─── RECORDS SHOWN

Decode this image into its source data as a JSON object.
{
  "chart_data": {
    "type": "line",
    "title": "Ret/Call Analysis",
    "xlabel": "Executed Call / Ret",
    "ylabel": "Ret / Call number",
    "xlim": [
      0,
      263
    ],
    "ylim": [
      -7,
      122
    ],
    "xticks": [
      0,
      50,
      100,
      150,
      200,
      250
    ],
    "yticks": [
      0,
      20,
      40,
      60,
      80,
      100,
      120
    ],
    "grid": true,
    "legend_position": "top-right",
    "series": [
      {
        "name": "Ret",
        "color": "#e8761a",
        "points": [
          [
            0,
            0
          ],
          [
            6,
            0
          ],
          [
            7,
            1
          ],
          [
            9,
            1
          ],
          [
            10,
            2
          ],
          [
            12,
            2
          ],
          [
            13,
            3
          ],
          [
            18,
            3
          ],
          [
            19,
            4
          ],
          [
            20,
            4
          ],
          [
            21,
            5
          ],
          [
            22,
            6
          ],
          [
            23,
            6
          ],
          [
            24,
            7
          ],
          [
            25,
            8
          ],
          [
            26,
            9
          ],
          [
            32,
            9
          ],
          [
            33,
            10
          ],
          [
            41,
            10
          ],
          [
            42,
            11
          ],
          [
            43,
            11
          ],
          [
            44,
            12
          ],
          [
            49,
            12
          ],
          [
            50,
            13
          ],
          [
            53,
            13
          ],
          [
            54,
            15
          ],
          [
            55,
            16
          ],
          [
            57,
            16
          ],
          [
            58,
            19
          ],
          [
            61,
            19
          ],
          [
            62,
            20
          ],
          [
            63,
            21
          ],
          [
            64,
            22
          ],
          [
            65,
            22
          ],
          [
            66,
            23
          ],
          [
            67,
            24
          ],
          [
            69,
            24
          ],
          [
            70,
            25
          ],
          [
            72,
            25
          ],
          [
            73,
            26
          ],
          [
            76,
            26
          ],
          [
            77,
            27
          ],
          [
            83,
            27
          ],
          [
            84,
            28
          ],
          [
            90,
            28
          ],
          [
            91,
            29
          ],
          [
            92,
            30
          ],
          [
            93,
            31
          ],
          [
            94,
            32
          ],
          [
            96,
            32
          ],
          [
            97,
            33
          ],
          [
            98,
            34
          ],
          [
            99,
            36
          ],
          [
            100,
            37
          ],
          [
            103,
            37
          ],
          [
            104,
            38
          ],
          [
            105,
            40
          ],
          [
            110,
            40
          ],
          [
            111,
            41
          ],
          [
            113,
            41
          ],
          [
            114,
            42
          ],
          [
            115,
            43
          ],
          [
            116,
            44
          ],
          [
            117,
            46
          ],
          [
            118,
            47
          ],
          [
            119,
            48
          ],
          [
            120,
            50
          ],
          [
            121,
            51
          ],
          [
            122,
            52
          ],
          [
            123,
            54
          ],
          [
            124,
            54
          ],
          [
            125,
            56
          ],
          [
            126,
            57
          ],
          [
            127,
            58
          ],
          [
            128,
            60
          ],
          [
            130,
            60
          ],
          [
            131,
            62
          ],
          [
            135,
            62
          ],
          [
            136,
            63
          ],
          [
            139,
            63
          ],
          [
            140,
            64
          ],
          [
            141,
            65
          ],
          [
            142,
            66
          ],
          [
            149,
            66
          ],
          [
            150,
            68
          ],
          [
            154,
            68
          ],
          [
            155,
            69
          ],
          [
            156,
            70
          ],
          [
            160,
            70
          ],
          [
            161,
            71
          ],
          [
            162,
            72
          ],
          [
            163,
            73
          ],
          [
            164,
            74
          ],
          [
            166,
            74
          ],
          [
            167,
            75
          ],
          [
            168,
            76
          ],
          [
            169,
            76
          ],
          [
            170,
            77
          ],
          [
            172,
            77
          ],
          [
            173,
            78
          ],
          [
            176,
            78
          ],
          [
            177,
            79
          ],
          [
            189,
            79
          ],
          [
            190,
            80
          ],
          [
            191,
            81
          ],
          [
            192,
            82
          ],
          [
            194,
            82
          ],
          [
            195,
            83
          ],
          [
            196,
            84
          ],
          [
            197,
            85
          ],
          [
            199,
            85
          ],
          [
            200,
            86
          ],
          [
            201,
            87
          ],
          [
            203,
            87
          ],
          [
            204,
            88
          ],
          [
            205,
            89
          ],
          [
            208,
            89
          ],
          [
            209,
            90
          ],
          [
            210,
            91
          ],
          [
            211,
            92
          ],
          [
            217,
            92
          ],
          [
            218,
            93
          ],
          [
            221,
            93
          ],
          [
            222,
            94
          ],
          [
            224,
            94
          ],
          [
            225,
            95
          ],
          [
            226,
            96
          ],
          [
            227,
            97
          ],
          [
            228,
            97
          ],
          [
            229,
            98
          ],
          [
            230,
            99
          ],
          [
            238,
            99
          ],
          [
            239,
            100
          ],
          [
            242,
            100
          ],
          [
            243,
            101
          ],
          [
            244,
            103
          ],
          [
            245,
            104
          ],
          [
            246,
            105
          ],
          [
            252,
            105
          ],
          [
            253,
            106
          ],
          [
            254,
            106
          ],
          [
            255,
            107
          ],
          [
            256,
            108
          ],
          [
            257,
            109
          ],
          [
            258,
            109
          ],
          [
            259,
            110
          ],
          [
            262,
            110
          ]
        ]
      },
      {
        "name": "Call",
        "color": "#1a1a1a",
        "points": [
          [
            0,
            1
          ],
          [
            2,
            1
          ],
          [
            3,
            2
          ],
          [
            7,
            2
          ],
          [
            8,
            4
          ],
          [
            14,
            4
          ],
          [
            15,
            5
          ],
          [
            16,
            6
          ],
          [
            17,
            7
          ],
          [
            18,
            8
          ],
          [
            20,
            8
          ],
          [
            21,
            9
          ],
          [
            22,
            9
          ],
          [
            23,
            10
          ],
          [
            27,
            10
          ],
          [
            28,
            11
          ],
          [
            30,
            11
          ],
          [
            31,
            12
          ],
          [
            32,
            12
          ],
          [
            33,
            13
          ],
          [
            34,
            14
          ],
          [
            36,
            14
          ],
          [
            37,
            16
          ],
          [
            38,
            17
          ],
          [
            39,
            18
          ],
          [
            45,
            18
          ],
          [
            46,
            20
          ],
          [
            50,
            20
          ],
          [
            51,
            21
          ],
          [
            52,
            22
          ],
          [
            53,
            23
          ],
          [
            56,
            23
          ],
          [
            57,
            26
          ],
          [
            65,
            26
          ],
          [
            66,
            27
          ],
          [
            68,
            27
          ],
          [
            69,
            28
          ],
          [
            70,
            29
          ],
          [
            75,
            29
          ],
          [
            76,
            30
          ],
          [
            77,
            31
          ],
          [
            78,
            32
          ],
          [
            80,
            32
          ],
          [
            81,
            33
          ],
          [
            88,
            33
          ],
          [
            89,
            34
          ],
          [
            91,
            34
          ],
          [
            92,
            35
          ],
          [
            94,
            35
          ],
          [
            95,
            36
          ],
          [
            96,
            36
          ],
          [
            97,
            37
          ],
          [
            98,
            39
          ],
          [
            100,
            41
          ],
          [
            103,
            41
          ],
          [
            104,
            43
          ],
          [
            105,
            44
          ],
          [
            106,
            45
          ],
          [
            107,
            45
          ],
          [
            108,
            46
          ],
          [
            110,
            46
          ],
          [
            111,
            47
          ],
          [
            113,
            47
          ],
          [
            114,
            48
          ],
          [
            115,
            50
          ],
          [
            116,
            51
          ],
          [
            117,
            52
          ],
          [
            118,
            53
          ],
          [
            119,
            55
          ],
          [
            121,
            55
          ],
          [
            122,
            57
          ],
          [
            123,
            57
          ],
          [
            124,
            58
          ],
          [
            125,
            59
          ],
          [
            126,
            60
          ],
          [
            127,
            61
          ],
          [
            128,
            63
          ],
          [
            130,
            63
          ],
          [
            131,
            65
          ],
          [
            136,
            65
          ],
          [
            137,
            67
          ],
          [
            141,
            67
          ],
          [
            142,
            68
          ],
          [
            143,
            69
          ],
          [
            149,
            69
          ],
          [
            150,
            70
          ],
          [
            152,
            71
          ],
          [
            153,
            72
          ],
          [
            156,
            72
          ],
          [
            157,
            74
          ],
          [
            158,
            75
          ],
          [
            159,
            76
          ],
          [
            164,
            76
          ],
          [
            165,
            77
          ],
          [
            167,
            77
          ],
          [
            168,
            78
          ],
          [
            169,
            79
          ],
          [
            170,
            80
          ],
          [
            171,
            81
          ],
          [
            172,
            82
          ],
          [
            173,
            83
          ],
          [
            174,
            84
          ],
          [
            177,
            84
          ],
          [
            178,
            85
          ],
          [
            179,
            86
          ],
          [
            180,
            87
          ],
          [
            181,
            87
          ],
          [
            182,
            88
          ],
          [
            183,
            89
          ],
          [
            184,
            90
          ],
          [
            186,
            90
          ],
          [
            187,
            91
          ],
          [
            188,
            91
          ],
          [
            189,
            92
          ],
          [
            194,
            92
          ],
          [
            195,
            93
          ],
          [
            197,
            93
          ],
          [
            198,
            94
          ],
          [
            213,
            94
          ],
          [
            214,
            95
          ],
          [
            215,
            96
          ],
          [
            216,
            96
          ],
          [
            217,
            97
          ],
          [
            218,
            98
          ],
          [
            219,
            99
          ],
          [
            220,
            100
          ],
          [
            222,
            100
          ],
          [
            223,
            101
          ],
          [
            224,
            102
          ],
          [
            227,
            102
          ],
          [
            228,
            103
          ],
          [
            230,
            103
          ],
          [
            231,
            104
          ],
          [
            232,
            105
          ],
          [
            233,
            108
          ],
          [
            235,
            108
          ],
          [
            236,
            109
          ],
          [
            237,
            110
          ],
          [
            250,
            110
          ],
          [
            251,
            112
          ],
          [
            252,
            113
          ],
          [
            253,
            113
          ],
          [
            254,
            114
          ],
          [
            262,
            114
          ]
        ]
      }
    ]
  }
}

──────

_WHAT TO WORK ON_
Scan the entries above. Copy each line that has the string "Call".

_THE RESULT_
    "title": "Ret/Call Analysis",
    "xlabel": "Executed Call / Ret",
    "ylabel": "Ret / Call number",
        "name": "Call",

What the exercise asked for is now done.